### Data provided ###
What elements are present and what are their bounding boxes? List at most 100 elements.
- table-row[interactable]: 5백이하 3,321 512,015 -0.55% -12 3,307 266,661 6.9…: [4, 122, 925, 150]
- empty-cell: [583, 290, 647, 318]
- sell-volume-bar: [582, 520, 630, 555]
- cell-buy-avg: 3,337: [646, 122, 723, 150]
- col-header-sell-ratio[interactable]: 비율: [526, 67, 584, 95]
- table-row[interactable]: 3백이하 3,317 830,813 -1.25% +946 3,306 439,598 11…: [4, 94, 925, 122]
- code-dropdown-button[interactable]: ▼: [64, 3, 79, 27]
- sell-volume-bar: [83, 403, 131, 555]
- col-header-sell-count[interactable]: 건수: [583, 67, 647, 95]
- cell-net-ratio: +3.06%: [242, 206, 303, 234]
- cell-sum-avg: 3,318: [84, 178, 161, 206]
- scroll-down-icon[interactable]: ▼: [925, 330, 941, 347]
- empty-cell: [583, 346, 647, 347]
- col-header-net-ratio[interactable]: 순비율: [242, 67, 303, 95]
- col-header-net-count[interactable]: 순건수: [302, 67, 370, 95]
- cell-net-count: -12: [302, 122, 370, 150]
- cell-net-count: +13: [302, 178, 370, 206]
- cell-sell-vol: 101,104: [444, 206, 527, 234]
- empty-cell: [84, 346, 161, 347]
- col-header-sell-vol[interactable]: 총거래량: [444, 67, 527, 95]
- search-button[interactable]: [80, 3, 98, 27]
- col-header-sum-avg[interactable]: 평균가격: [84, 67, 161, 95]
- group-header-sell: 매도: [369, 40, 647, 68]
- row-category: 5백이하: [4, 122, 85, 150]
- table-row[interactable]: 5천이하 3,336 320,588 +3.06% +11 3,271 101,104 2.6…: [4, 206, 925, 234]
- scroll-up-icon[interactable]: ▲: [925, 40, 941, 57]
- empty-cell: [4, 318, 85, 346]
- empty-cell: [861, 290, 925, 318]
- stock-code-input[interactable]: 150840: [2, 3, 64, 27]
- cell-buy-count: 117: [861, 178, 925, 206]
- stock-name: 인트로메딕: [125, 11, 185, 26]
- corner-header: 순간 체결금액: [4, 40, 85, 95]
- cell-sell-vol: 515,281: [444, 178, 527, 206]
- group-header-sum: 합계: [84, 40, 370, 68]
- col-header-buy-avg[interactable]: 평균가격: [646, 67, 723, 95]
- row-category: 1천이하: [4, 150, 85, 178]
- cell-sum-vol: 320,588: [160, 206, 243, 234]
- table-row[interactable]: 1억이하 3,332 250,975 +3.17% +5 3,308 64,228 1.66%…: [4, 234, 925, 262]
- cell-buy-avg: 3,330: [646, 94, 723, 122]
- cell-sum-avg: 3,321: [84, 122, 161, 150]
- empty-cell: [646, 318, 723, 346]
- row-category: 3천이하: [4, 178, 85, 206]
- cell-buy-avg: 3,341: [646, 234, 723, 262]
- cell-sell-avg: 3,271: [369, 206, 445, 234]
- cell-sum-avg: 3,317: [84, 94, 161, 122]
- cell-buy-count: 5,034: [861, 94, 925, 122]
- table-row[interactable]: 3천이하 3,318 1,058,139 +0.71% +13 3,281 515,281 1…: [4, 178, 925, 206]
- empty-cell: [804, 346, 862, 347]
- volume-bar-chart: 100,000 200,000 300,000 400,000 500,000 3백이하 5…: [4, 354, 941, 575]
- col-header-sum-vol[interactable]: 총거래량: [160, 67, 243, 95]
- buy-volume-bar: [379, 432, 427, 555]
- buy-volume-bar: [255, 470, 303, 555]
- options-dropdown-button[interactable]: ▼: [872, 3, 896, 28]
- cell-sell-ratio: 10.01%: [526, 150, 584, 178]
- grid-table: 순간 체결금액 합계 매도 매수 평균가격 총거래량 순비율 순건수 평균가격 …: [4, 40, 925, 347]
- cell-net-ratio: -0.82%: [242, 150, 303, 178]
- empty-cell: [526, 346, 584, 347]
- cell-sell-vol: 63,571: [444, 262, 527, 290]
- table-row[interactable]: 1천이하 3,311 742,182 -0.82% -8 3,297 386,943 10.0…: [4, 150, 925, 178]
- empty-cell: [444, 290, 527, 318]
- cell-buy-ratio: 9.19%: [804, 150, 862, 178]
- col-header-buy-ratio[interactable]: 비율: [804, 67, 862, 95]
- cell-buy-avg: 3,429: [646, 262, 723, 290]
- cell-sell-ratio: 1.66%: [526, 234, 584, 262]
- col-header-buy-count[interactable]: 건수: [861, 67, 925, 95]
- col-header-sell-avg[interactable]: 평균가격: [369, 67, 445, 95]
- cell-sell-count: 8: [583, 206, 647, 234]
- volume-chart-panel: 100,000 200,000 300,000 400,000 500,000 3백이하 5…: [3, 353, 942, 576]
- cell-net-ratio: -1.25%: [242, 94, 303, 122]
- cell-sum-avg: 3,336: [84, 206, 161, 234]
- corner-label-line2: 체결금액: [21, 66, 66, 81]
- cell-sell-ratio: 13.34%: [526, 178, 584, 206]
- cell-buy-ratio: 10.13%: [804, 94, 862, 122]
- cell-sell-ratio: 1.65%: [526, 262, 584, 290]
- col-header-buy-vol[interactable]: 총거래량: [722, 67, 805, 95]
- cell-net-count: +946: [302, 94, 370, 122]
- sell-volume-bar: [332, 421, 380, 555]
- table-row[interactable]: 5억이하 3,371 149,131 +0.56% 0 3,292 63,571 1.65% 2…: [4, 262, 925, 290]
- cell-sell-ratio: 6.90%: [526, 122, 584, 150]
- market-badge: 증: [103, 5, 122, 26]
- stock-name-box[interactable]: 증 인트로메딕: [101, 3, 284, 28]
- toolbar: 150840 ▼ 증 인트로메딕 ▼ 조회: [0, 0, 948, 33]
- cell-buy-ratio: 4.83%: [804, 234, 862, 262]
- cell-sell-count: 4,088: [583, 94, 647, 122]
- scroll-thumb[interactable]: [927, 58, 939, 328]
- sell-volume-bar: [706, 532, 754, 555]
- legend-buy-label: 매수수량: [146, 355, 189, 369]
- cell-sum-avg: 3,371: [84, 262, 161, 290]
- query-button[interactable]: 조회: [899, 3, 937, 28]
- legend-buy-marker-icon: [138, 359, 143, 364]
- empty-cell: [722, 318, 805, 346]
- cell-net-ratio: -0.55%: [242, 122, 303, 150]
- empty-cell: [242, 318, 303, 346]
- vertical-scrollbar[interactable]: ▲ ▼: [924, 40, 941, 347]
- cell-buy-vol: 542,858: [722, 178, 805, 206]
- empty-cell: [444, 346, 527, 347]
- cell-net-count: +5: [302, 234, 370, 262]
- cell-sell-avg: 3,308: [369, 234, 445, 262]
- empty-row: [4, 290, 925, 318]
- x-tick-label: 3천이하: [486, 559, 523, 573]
###
Stated exercise: Please arrange every line of the items above as a JSON list of strings, one string per line, leaving out any blank lines.

The completed task:
[
  "What elements are present and what are their bounding boxes? List at most 100 elements.",
  "- table-row[interactable]: 5백이하 3,321 512,015 -0.55% -12 3,307 266,661 6.9…: [4, 122, 925, 150]",
  "- empty-cell: [583, 290, 647, 318]",
  "- sell-volume-bar: [582, 520, 630, 555]",
  "- cell-buy-avg: 3,337: [646, 122, 723, 150]",
  "- col-header-sell-ratio[interactable]: 비율: [526, 67, 584, 95]",
  "- table-row[interactable]: 3백이하 3,317 830,813 -1.25% +946 3,306 439,598 11…: [4, 94, 925, 122]",
  "- code-dropdown-button[interactable]: ▼: [64, 3, 79, 27]",
  "- sell-volume-bar: [83, 403, 131, 555]",
  "- col-header-sell-count[interactable]: 건수: [583, 67, 647, 95]",
  "- cell-net-ratio: +3.06%: [242, 206, 303, 234]",
  "- cell-sum-avg: 3,318: [84, 178, 161, 206]",
  "- scroll-down-icon[interactable]: ▼: [925, 330, 941, 347]",
  "- empty-cell: [583, 346, 647, 347]",
  "- col-header-net-ratio[interactable]: 순비율: [242, 67, 303, 95]",
  "- col-header-net-count[interactable]: 순건수: [302, 67, 370, 95]",
  "- cell-net-count: -12: [302, 122, 370, 150]",
  "- cell-net-count: +13: [302, 178, 370, 206]",
  "- cell-sell-vol: 101,104: [444, 206, 527, 234]",
  "- empty-cell: [84, 346, 161, 347]",
  "- col-header-sell-vol[interactable]: 총거래량: [444, 67, 527, 95]",
  "- search-button[interactable]: [80, 3, 98, 27]",
  "- col-header-sum-avg[interactable]: 평균가격: [84, 67, 161, 95]",
  "- group-header-sell: 매도: [369, 40, 647, 68]",
  "- row-category: 5백이하: [4, 122, 85, 150]",
  "- table-row[interactable]: 5천이하 3,336 320,588 +3.06% +11 3,271 101,104 2.6…: [4, 206, 925, 234]",
  "- scroll-up-icon[interactable]: ▲: [925, 40, 941, 57]",
  "- empty-cell: [4, 318, 85, 346]",
  "- empty-cell: [861, 290, 925, 318]",
  "- stock-code-input[interactable]: 150840: [2, 3, 64, 27]",
  "- cell-buy-count: 117: [861, 178, 925, 206]",
  "- stock-name: 인트로메딕: [125, 11, 185, 26]",
  "- corner-header: 순간 체결금액: [4, 40, 85, 95]",
  "- cell-sell-vol: 515,281: [444, 178, 527, 206]",
  "- group-header-sum: 합계: [84, 40, 370, 68]",
  "- col-header-buy-avg[interactable]: 평균가격: [646, 67, 723, 95]",
  "- row-category: 1천이하: [4, 150, 85, 178]",
  "- cell-sum-vol: 320,588: [160, 206, 243, 234]",
  "- table-row[interactable]: 1억이하 3,332 250,975 +3.17% +5 3,308 64,228 1.66%…: [4, 234, 925, 262]",
  "- cell-buy-avg: 3,330: [646, 94, 723, 122]",
  "- cell-sum-avg: 3,321: [84, 122, 161, 150]",
  "- empty-cell: [646, 318, 723, 346]",
  "- row-category: 3천이하: [4, 178, 85, 206]",
  "- cell-buy-avg: 3,341: [646, 234, 723, 262]",
  "- cell-sell-avg: 3,271: [369, 206, 445, 234]",
  "- cell-sum-avg: 3,317: [84, 94, 161, 122]",
  "- cell-buy-count: 5,034: [861, 94, 925, 122]",
  "- table-row[interactable]: 3천이하 3,318 1,058,139 +0.71% +13 3,281 515,281 1…: [4, 178, 925, 206]",
  "- empty-cell: [804, 346, 862, 347]",
  "- volume-bar-chart: 100,000 200,000 300,000 400,000 500,000 3백이하 5…: [4, 354, 941, 575]",
  "- col-header-sum-vol[interactable]: 총거래량: [160, 67, 243, 95]",
  "- buy-volume-bar: [379, 432, 427, 555]",
  "- buy-volume-bar: [255, 470, 303, 555]",
  "- options-dropdown-button[interactable]: ▼: [872, 3, 896, 28]",
  "- cell-sell-ratio: 10.01%: [526, 150, 584, 178]",
  "- grid-table: 순간 체결금액 합계 매도 매수 평균가격 총거래량 순비율 순건수 평균가격 …: [4, 40, 925, 347]",
  "- cell-net-ratio: -0.82%: [242, 150, 303, 178]",
  "- empty-cell: [526, 346, 584, 347]",
  "- cell-sell-vol: 63,571: [444, 262, 527, 290]",
  "- table-row[interactable]: 1천이하 3,311 742,182 -0.82% -8 3,297 386,943 10.0…: [4, 150, 925, 178]",
  "- empty-cell: [444, 290, 527, 318]",
  "- cell-buy-ratio: 9.19%: [804, 150, 862, 178]",
  "- col-header-buy-ratio[interactable]: 비율: [804, 67, 862, 95]",
  "- cell-buy-avg: 3,429: [646, 262, 723, 290]",
  "- cell-sell-ratio: 1.66%: [526, 234, 584, 262]",
  "- col-header-buy-count[interactable]: 건수: [861, 67, 925, 95]",
  "- col-header-sell-avg[interactable]: 평균가격: [369, 67, 445, 95]",
  "- cell-sell-count: 8: [583, 206, 647, 234]",
  "- volume-chart-panel: 100,000 200,000 300,000 400,000 500,000 3백이하 5…: [3, 353, 942, 576]",
  "- cell-net-ratio: -1.25%: [242, 94, 303, 122]",
  "- cell-sum-avg: 3,336: [84, 206, 161, 234]",
  "- corner-label-line2: 체결금액: [21, 66, 66, 81]",
  "- cell-sell-ratio: 13.34%: [526, 178, 584, 206]",
  "- cell-buy-ratio: 10.13%: [804, 94, 862, 122]",
  "- cell-sell-ratio: 1.65%: [526, 262, 584, 290]",
  "- col-header-buy-vol[interactable]: 총거래량: [722, 67, 805, 95]",
  "- cell-net-count: +946: [302, 94, 370, 122]",
  "- sell-volume-bar: [332, 421, 380, 555]",
  "- table-row[interactable]: 5억이하 3,371 149,131 +0.56% 0 3,292 63,571 1.65% 2…: [4, 262, 925, 290]",
  "- cell-sell-ratio: 6.90%: [526, 122, 584, 150]",
  "- market-badge: 증: [103, 5, 122, 26]",
  "- stock-name-box[interactable]: 증 인트로메딕: [101, 3, 284, 28]",
  "- toolbar: 150840 ▼ 증 인트로메딕 ▼ 조회: [0, 0, 948, 33]",
  "- cell-buy-ratio: 4.83%: [804, 234, 862, 262]",
  "- cell-sell-count: 4,088: [583, 94, 647, 122]",
  "- scroll-thumb[interactable]: [927, 58, 939, 328]",
  "- sell-volume-bar: [706, 532, 754, 555]",
  "- legend-buy-label: 매수수량: [146, 355, 189, 369]",
  "- cell-sum-avg: 3,371: [84, 262, 161, 290]",
  "- query-button[interactable]: 조회: [899, 3, 937, 28]",
  "- legend-buy-marker-icon: [138, 359, 143, 364]",
  "- empty-cell: [722, 318, 805, 346]",
  "- cell-net-ratio: -0.55%: [242, 122, 303, 150]",
  "- empty-cell: [242, 318, 303, 346]",
  "- vertical-scrollbar[interactable]: ▲ ▼: [924, 40, 941, 347]",
  "- cell-buy-vol: 542,858: [722, 178, 805, 206]",
  "- empty-cell: [444, 346, 527, 347]",
  "- cell-net-count: +5: [302, 234, 370, 262]",
  "- cell-sell-avg: 3,308: [369, 234, 445, 262]",
  "- empty-row: [4, 290, 925, 318]",
  "- x-tick-label: 3천이하: [486, 559, 523, 573]"
]